→ **Task details**:
Transcribe the data in full and exactly, omitting any pictures.

·····

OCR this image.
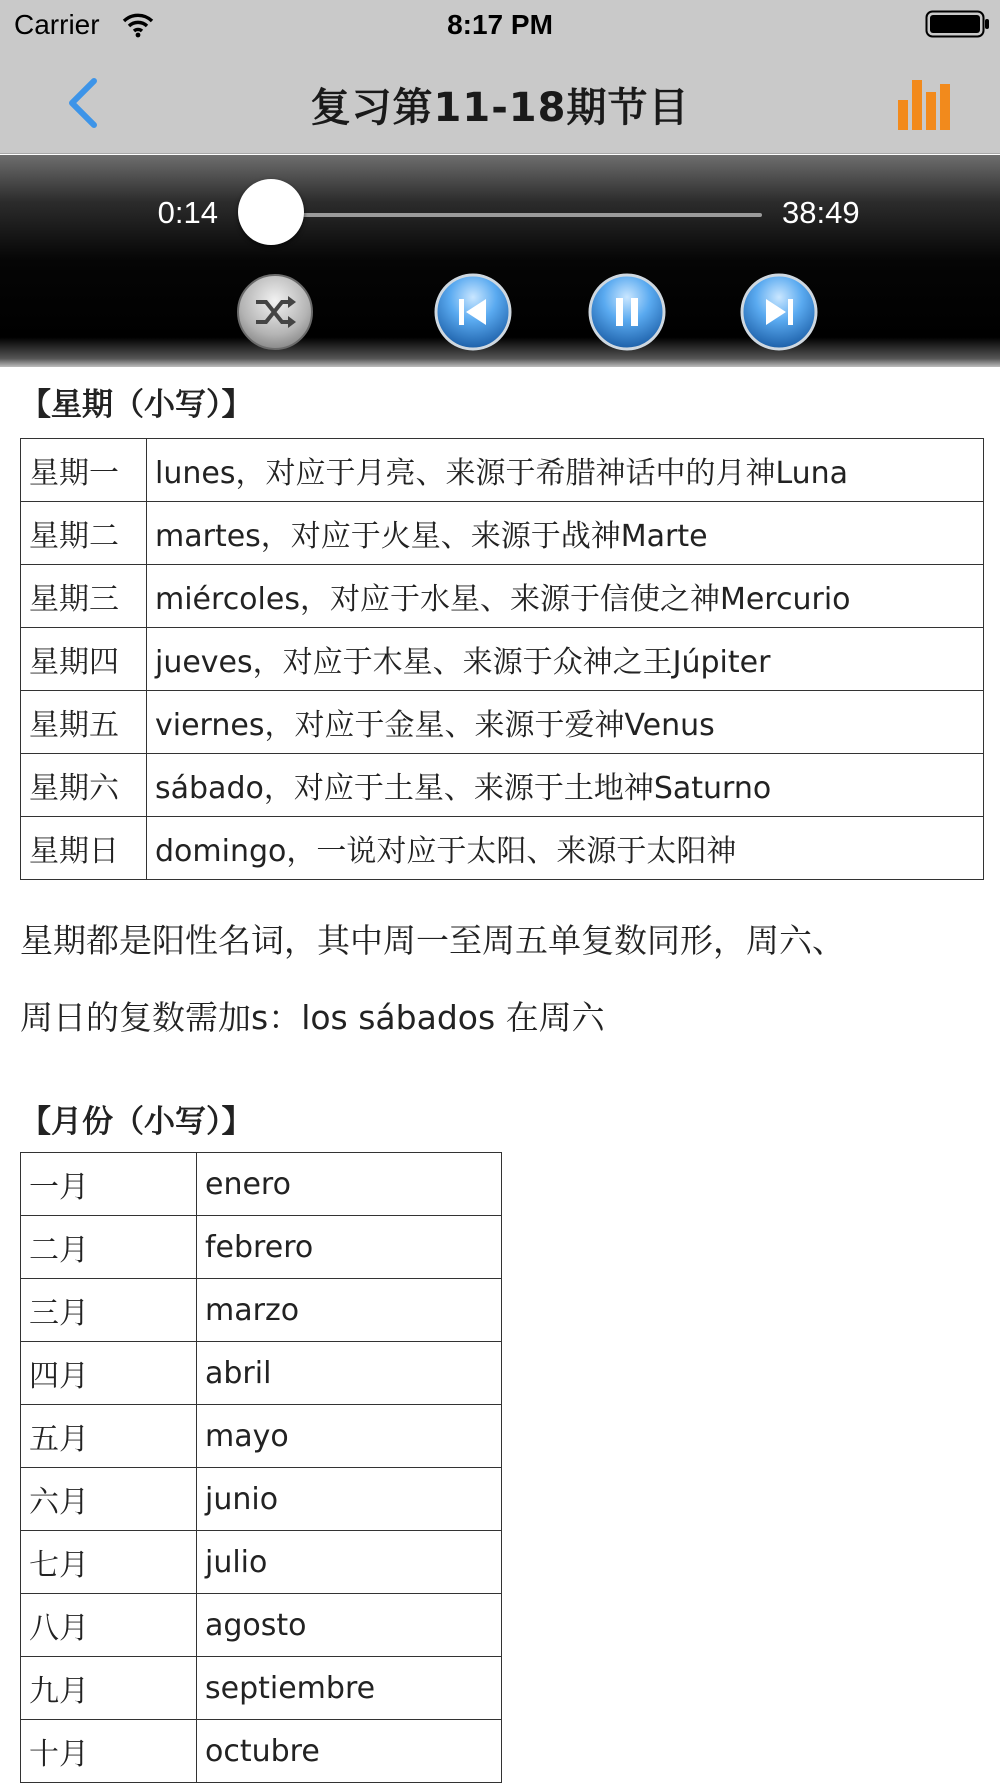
Carrier	8:17 PM
复习第11-18期节目
0:14	38:49
【星期（小写）】
星期一	lunes，对应于月亮、来源于希腊神话中的月神Luna
星期二	martes，对应于火星、来源于战神Marte
星期三	miércoles，对应于水星、来源于信使之神Mercurio
星期四	jueves，对应于木星、来源于众神之王Júpiter
星期五	viernes，对应于金星、来源于爱神Venus
星期六	sábado，对应于土星、来源于土地神Saturno
星期日	domingo，一说对应于太阳、来源于太阳神

星期都是阳性名词，其中周一至周五单复数同形，周六、

周日的复数需加s：los sábados 在周六

【月份（小写）】
一月	enero
二月	febrero
三月	marzo
四月	abril
五月	mayo
六月	junio
七月	julio
八月	agosto
九月	septiembre
十月	octubre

·····

→ **Response below**:
OCR this image.
Carrier	8:17 PM
复习第11-18期节目
0:14	38:49
【星期（小写）】
星期一	lunes，对应于月亮、来源于希腊神话中的月神Luna
星期二	martes，对应于火星、来源于战神Marte
星期三	miércoles，对应于水星、来源于信使之神Mercurio
星期四	jueves，对应于木星、来源于众神之王Júpiter
星期五	viernes，对应于金星、来源于爱神Venus
星期六	sábado，对应于土星、来源于土地神Saturno
星期日	domingo，一说对应于太阳、来源于太阳神

星期都是阳性名词，其中周一至周五单复数同形，周六、

周日的复数需加s：los sábados 在周六

【月份（小写）】
一月	enero
二月	febrero
三月	marzo
四月	abril
五月	mayo
六月	junio
七月	julio
八月	agosto
九月	septiembre
十月	octubre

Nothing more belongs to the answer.